**To do**
Counting only lines that hold "Miguel", give the total and nothing more.

━━━━━ The input ━━━━━

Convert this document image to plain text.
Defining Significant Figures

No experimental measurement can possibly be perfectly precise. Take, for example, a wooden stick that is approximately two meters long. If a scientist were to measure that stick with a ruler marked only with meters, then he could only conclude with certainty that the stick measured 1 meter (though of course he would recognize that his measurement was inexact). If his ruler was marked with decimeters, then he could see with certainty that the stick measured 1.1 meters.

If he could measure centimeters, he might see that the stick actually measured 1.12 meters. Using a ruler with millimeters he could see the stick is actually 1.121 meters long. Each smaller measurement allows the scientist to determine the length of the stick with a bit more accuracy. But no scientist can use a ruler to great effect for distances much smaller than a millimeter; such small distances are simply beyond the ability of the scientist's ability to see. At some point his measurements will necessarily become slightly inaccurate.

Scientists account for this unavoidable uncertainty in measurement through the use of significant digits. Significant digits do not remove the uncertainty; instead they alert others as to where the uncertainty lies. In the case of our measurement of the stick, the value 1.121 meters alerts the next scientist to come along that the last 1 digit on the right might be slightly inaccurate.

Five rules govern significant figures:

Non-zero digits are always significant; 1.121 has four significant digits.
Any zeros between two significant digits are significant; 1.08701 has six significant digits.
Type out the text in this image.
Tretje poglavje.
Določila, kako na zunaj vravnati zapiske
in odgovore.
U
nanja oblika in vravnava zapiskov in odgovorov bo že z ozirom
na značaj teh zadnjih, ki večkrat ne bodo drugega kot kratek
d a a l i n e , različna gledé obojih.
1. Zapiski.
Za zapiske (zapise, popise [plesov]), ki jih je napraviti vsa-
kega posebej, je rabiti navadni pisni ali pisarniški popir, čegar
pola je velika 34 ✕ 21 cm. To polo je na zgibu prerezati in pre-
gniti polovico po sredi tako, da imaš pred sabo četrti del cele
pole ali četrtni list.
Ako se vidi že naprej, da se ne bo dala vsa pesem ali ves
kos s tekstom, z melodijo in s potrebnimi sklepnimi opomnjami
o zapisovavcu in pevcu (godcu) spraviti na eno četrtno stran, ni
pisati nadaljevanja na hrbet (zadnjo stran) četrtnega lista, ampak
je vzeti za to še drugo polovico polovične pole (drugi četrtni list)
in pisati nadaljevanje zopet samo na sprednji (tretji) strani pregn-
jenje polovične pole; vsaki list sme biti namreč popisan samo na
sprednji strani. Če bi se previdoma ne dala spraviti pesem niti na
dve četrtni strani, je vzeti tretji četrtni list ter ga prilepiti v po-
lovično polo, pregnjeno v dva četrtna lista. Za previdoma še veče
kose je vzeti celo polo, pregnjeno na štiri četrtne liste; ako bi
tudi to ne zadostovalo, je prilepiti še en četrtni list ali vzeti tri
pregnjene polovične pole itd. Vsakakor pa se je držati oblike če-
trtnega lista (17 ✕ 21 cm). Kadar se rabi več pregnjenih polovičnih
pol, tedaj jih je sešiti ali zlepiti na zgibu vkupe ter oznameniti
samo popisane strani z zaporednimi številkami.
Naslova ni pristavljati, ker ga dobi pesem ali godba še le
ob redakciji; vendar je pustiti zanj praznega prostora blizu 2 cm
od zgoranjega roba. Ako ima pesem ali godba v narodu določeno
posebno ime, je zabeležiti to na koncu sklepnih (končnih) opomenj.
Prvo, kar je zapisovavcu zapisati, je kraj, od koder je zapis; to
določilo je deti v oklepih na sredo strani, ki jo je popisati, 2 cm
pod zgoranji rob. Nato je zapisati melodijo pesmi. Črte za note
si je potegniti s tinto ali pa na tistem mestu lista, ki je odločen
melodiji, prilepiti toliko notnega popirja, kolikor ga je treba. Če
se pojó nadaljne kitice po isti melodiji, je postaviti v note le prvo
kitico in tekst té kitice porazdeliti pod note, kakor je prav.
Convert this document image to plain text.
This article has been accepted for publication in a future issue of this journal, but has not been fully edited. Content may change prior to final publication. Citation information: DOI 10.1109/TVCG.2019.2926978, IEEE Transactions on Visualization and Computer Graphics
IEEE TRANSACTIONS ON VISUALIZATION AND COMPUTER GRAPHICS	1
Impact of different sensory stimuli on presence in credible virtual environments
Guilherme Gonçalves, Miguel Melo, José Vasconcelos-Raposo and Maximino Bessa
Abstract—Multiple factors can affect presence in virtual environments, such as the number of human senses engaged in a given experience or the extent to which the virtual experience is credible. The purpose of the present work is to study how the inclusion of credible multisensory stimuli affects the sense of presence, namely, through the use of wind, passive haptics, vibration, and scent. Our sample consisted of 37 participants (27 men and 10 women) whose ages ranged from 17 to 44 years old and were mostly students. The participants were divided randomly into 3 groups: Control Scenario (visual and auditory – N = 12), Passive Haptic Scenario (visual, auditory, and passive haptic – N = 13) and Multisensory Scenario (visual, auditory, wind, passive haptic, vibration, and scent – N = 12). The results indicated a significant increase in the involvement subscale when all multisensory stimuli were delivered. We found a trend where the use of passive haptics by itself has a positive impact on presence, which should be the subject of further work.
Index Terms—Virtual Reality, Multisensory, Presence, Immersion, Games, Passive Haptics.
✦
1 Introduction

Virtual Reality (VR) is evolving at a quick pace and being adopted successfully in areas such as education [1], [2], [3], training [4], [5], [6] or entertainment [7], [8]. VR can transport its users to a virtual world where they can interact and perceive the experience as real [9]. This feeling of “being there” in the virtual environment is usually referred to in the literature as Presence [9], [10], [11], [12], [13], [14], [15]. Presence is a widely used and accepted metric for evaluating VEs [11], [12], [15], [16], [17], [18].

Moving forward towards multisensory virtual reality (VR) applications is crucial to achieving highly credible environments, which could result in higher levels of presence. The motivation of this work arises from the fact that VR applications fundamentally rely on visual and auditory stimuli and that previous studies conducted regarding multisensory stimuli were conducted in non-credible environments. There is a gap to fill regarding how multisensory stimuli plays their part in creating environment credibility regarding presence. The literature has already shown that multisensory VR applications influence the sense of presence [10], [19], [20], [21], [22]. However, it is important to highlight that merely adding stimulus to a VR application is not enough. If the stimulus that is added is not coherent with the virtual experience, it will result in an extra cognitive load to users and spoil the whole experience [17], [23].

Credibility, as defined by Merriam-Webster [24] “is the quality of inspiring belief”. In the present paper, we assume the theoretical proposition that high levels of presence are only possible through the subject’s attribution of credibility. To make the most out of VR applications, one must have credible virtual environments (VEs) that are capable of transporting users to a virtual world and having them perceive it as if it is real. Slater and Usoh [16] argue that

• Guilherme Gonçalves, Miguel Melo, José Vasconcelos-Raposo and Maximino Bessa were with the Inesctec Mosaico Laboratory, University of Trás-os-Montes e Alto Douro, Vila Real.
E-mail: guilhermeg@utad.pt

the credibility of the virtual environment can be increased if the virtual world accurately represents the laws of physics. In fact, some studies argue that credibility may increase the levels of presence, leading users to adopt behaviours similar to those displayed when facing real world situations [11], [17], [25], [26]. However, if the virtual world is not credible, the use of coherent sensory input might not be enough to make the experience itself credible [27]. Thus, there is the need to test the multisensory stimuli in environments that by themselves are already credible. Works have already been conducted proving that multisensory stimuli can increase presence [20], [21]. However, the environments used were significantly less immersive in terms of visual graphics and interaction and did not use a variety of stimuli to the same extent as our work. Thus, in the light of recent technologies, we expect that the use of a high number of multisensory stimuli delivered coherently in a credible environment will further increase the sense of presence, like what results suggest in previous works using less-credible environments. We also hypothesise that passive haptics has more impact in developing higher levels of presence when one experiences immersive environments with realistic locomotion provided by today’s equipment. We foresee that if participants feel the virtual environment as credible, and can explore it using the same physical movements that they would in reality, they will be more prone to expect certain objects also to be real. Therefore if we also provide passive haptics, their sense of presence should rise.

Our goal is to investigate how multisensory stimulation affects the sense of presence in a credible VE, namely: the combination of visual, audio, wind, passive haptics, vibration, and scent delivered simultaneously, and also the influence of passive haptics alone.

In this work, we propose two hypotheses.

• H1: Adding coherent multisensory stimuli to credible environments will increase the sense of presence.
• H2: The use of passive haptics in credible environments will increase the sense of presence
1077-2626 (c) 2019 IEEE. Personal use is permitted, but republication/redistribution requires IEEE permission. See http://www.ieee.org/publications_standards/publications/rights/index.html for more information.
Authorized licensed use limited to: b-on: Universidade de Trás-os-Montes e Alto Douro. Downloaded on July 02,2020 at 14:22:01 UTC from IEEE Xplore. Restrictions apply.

━━━━━

**Reply to the task**
2